**Figure record listings**
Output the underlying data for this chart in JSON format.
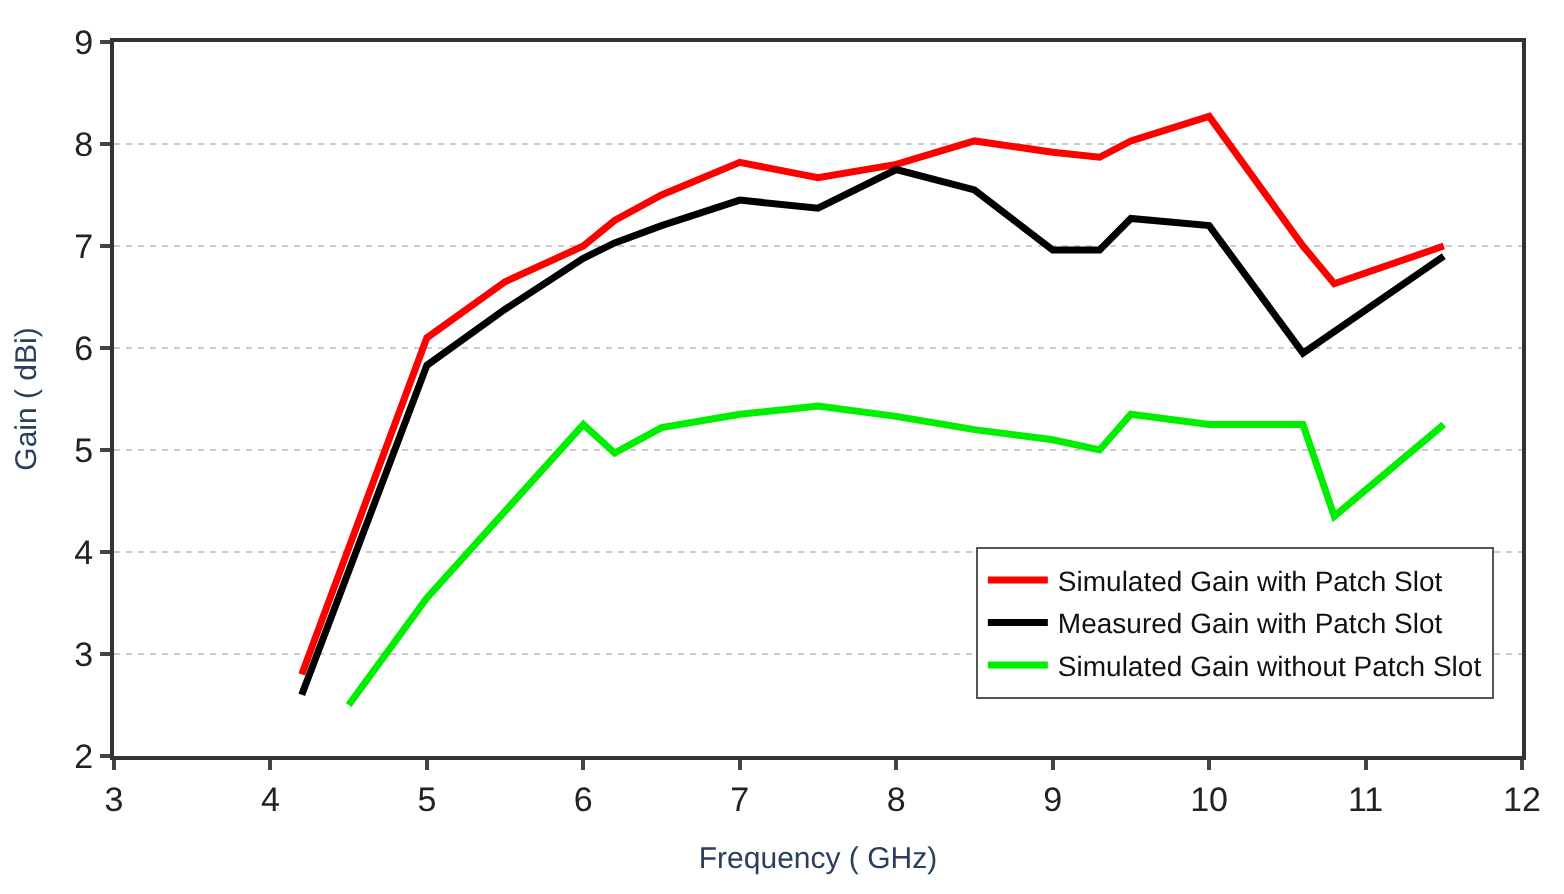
{
  "chart_data": {
    "type": "line",
    "xlabel": "Frequency ( GHz)",
    "ylabel": "Gain ( dBi)",
    "xlim": [
      3,
      12
    ],
    "xticks": [
      3,
      4,
      5,
      6,
      7,
      8,
      9,
      10,
      11,
      12
    ],
    "ylim": [
      2,
      9
    ],
    "yticks": [
      2,
      3,
      4,
      5,
      6,
      7,
      8,
      9
    ],
    "grid": "y",
    "legend": "bottom right",
    "marker": "none",
    "line_style": "solid",
    "series": [
      {
        "name": "Simulated Gain with Patch Slot",
        "color": "#ff0000",
        "x": [
          4.2,
          5,
          5.5,
          6,
          6.2,
          6.5,
          7,
          7.5,
          8,
          8.5,
          9,
          9.3,
          9.5,
          10,
          10.6,
          10.8,
          11.5
        ],
        "values": [
          2.8,
          6.1,
          6.65,
          7.0,
          7.25,
          7.5,
          7.82,
          7.67,
          7.8,
          8.03,
          7.92,
          7.87,
          8.03,
          8.27,
          7.0,
          6.63,
          7.0
        ]
      },
      {
        "name": "Measured Gain with Patch Slot",
        "color": "#000000",
        "x": [
          4.2,
          5,
          5.5,
          6,
          6.2,
          6.5,
          7,
          7.5,
          8,
          8.5,
          9,
          9.3,
          9.5,
          10,
          10.6,
          11.5
        ],
        "values": [
          2.6,
          5.83,
          6.38,
          6.88,
          7.03,
          7.2,
          7.45,
          7.37,
          7.75,
          7.55,
          6.96,
          6.96,
          7.27,
          7.2,
          5.95,
          6.9
        ]
      },
      {
        "name": "Simulated Gain without Patch Slot",
        "color": "#00ee00",
        "x": [
          4.5,
          5,
          6,
          6.2,
          6.5,
          7,
          7.5,
          8,
          8.5,
          9,
          9.3,
          9.5,
          10,
          10.6,
          10.8,
          11.5
        ],
        "values": [
          2.5,
          3.55,
          5.25,
          4.97,
          5.22,
          5.35,
          5.43,
          5.33,
          5.2,
          5.1,
          5.0,
          5.35,
          5.25,
          5.25,
          4.35,
          5.25
        ]
      }
    ]
  }
}
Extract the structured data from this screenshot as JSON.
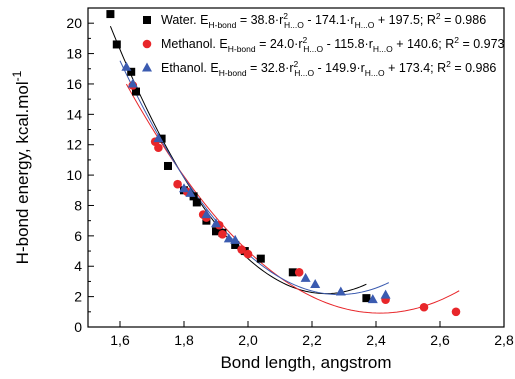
{
  "chart_data": {
    "type": "scatter",
    "xlabel": "Bond length, angstrom",
    "ylabel_parts": {
      "main": "H-bond energy, kcal.mol",
      "sup": "-1"
    },
    "xlim": [
      1.5,
      2.8
    ],
    "ylim": [
      0,
      21
    ],
    "x_ticks": [
      1.6,
      1.8,
      2.0,
      2.2,
      2.4,
      2.6,
      2.8
    ],
    "x_tick_labels": [
      "1,6",
      "1,8",
      "2,0",
      "2,2",
      "2,4",
      "2,6",
      "2,8"
    ],
    "y_ticks": [
      0,
      2,
      4,
      6,
      8,
      10,
      12,
      14,
      16,
      18,
      20
    ],
    "y_tick_labels": [
      "0",
      "2",
      "4",
      "6",
      "8",
      "10",
      "12",
      "14",
      "16",
      "18",
      "20"
    ],
    "legend_position": "top-right",
    "series": [
      {
        "name": "Water",
        "color": "#000000",
        "marker": "square",
        "legend_parts": [
          "Water. E",
          "H-bond",
          " = 38.8·r",
          "2",
          "H...O",
          " - 174.1·r",
          "H...O",
          " + 197.5; R",
          "2",
          " = 0.986"
        ],
        "fit": [
          38.8,
          -174.1,
          197.5
        ],
        "fit_range": [
          1.57,
          2.37
        ],
        "points": [
          [
            1.57,
            20.6
          ],
          [
            1.59,
            18.6
          ],
          [
            1.635,
            16.8
          ],
          [
            1.65,
            15.5
          ],
          [
            1.73,
            12.4
          ],
          [
            1.75,
            10.6
          ],
          [
            1.8,
            9.0
          ],
          [
            1.83,
            8.6
          ],
          [
            1.84,
            8.2
          ],
          [
            1.87,
            7.0
          ],
          [
            1.9,
            6.3
          ],
          [
            1.92,
            6.2
          ],
          [
            1.96,
            5.4
          ],
          [
            1.99,
            5.0
          ],
          [
            2.04,
            4.5
          ],
          [
            2.14,
            3.6
          ],
          [
            2.37,
            1.9
          ]
        ]
      },
      {
        "name": "Methanol",
        "color": "#e8262a",
        "marker": "circle",
        "legend_parts": [
          "Methanol.  E",
          "H-bond",
          " = 24.0·r",
          "2",
          "H...O",
          " - 115.8·r",
          "H...O",
          " + 140.6; R",
          "2",
          " = 0.973"
        ],
        "fit": [
          24.0,
          -115.8,
          140.6
        ],
        "fit_range": [
          1.62,
          2.66
        ],
        "points": [
          [
            1.64,
            15.9
          ],
          [
            1.71,
            12.2
          ],
          [
            1.72,
            11.8
          ],
          [
            1.78,
            9.4
          ],
          [
            1.81,
            8.9
          ],
          [
            1.86,
            7.4
          ],
          [
            1.87,
            7.2
          ],
          [
            1.91,
            6.7
          ],
          [
            1.92,
            6.1
          ],
          [
            1.98,
            5.1
          ],
          [
            2.0,
            4.8
          ],
          [
            2.16,
            3.6
          ],
          [
            2.43,
            1.8
          ],
          [
            2.55,
            1.3
          ],
          [
            2.65,
            1.0
          ]
        ]
      },
      {
        "name": "Ethanol",
        "color": "#3b5bb0",
        "marker": "triangle",
        "legend_parts": [
          "Ethanol.  E",
          "H-bond",
          " = 32.8·r",
          "2",
          "H...O",
          " - 149.9·r",
          "H...O",
          " + 173.4; R",
          "2",
          " = 0.986"
        ],
        "fit": [
          32.8,
          -149.9,
          173.4
        ],
        "fit_range": [
          1.6,
          2.44
        ],
        "points": [
          [
            1.62,
            17.1
          ],
          [
            1.64,
            16.0
          ],
          [
            1.72,
            12.4
          ],
          [
            1.8,
            9.1
          ],
          [
            1.82,
            8.8
          ],
          [
            1.87,
            7.4
          ],
          [
            1.9,
            6.8
          ],
          [
            1.94,
            5.8
          ],
          [
            1.96,
            5.7
          ],
          [
            2.18,
            3.2
          ],
          [
            2.21,
            2.8
          ],
          [
            2.29,
            2.3
          ],
          [
            2.39,
            1.8
          ],
          [
            2.43,
            2.1
          ]
        ]
      }
    ]
  }
}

**The request**
Restate the data above word for word. Do not include the images.

**The completed task**
Output the underlying data for this chart in JSON format.
{
  "chart_data": {
    "type": "line",
    "xlabel": "Frequency ( GHz)",
    "ylabel": "Gain ( dBi)",
    "xlim": [
      3,
      12
    ],
    "xticks": [
      3,
      4,
      5,
      6,
      7,
      8,
      9,
      10,
      11,
      12
    ],
    "ylim": [
      2,
      9
    ],
    "yticks": [
      2,
      3,
      4,
      5,
      6,
      7,
      8,
      9
    ],
    "grid": "y",
    "legend": "bottom right",
    "marker": "none",
    "line_style": "solid",
    "series": [
      {
        "name": "Simulated Gain with Patch Slot",
        "color": "#ff0000",
        "x": [
          4.2,
          5,
          5.5,
          6,
          6.2,
          6.5,
          7,
          7.5,
          8,
          8.5,
          9,
          9.3,
          9.5,
          10,
          10.6,
          10.8,
          11.5
        ],
        "values": [
          2.8,
          6.1,
          6.65,
          7.0,
          7.25,
          7.5,
          7.82,
          7.67,
          7.8,
          8.03,
          7.92,
          7.87,
          8.03,
          8.27,
          7.0,
          6.63,
          7.0
        ]
      },
      {
        "name": "Measured Gain with Patch Slot",
        "color": "#000000",
        "x": [
          4.2,
          5,
          5.5,
          6,
          6.2,
          6.5,
          7,
          7.5,
          8,
          8.5,
          9,
          9.3,
          9.5,
          10,
          10.6,
          11.5
        ],
        "values": [
          2.6,
          5.83,
          6.38,
          6.88,
          7.03,
          7.2,
          7.45,
          7.37,
          7.75,
          7.55,
          6.96,
          6.96,
          7.27,
          7.2,
          5.95,
          6.9
        ]
      },
      {
        "name": "Simulated Gain without Patch Slot",
        "color": "#00ee00",
        "x": [
          4.5,
          5,
          6,
          6.2,
          6.5,
          7,
          7.5,
          8,
          8.5,
          9,
          9.3,
          9.5,
          10,
          10.6,
          10.8,
          11.5
        ],
        "values": [
          2.5,
          3.55,
          5.25,
          4.97,
          5.22,
          5.35,
          5.43,
          5.33,
          5.2,
          5.1,
          5.0,
          5.35,
          5.25,
          5.25,
          4.35,
          5.25
        ]
      }
    ]
  }
}
Extract the structured data from this screenshot as JSON.
{
  "chart_data": {
    "type": "scatter",
    "xlabel": "Bond length, angstrom",
    "ylabel_parts": {
      "main": "H-bond energy, kcal.mol",
      "sup": "-1"
    },
    "xlim": [
      1.5,
      2.8
    ],
    "ylim": [
      0,
      21
    ],
    "x_ticks": [
      1.6,
      1.8,
      2.0,
      2.2,
      2.4,
      2.6,
      2.8
    ],
    "x_tick_labels": [
      "1,6",
      "1,8",
      "2,0",
      "2,2",
      "2,4",
      "2,6",
      "2,8"
    ],
    "y_ticks": [
      0,
      2,
      4,
      6,
      8,
      10,
      12,
      14,
      16,
      18,
      20
    ],
    "y_tick_labels": [
      "0",
      "2",
      "4",
      "6",
      "8",
      "10",
      "12",
      "14",
      "16",
      "18",
      "20"
    ],
    "legend_position": "top-right",
    "series": [
      {
        "name": "Water",
        "color": "#000000",
        "marker": "square",
        "legend_parts": [
          "Water. E",
          "H-bond",
          " = 38.8·r",
          "2",
          "H...O",
          " - 174.1·r",
          "H...O",
          " + 197.5; R",
          "2",
          " = 0.986"
        ],
        "fit": [
          38.8,
          -174.1,
          197.5
        ],
        "fit_range": [
          1.57,
          2.37
        ],
        "points": [
          [
            1.57,
            20.6
          ],
          [
            1.59,
            18.6
          ],
          [
            1.635,
            16.8
          ],
          [
            1.65,
            15.5
          ],
          [
            1.73,
            12.4
          ],
          [
            1.75,
            10.6
          ],
          [
            1.8,
            9.0
          ],
          [
            1.83,
            8.6
          ],
          [
            1.84,
            8.2
          ],
          [
            1.87,
            7.0
          ],
          [
            1.9,
            6.3
          ],
          [
            1.92,
            6.2
          ],
          [
            1.96,
            5.4
          ],
          [
            1.99,
            5.0
          ],
          [
            2.04,
            4.5
          ],
          [
            2.14,
            3.6
          ],
          [
            2.37,
            1.9
          ]
        ]
      },
      {
        "name": "Methanol",
        "color": "#e8262a",
        "marker": "circle",
        "legend_parts": [
          "Methanol.  E",
          "H-bond",
          " = 24.0·r",
          "2",
          "H...O",
          " - 115.8·r",
          "H...O",
          " + 140.6; R",
          "2",
          " = 0.973"
        ],
        "fit": [
          24.0,
          -115.8,
          140.6
        ],
        "fit_range": [
          1.62,
          2.66
        ],
        "points": [
          [
            1.64,
            15.9
          ],
          [
            1.71,
            12.2
          ],
          [
            1.72,
            11.8
          ],
          [
            1.78,
            9.4
          ],
          [
            1.81,
            8.9
          ],
          [
            1.86,
            7.4
          ],
          [
            1.87,
            7.2
          ],
          [
            1.91,
            6.7
          ],
          [
            1.92,
            6.1
          ],
          [
            1.98,
            5.1
          ],
          [
            2.0,
            4.8
          ],
          [
            2.16,
            3.6
          ],
          [
            2.43,
            1.8
          ],
          [
            2.55,
            1.3
          ],
          [
            2.65,
            1.0
          ]
        ]
      },
      {
        "name": "Ethanol",
        "color": "#3b5bb0",
        "marker": "triangle",
        "legend_parts": [
          "Ethanol.  E",
          "H-bond",
          " = 32.8·r",
          "2",
          "H...O",
          " - 149.9·r",
          "H...O",
          " + 173.4; R",
          "2",
          " = 0.986"
        ],
        "fit": [
          32.8,
          -149.9,
          173.4
        ],
        "fit_range": [
          1.6,
          2.44
        ],
        "points": [
          [
            1.62,
            17.1
          ],
          [
            1.64,
            16.0
          ],
          [
            1.72,
            12.4
          ],
          [
            1.8,
            9.1
          ],
          [
            1.82,
            8.8
          ],
          [
            1.87,
            7.4
          ],
          [
            1.9,
            6.8
          ],
          [
            1.94,
            5.8
          ],
          [
            1.96,
            5.7
          ],
          [
            2.18,
            3.2
          ],
          [
            2.21,
            2.8
          ],
          [
            2.29,
            2.3
          ],
          [
            2.39,
            1.8
          ],
          [
            2.43,
            2.1
          ]
        ]
      }
    ]
  }
}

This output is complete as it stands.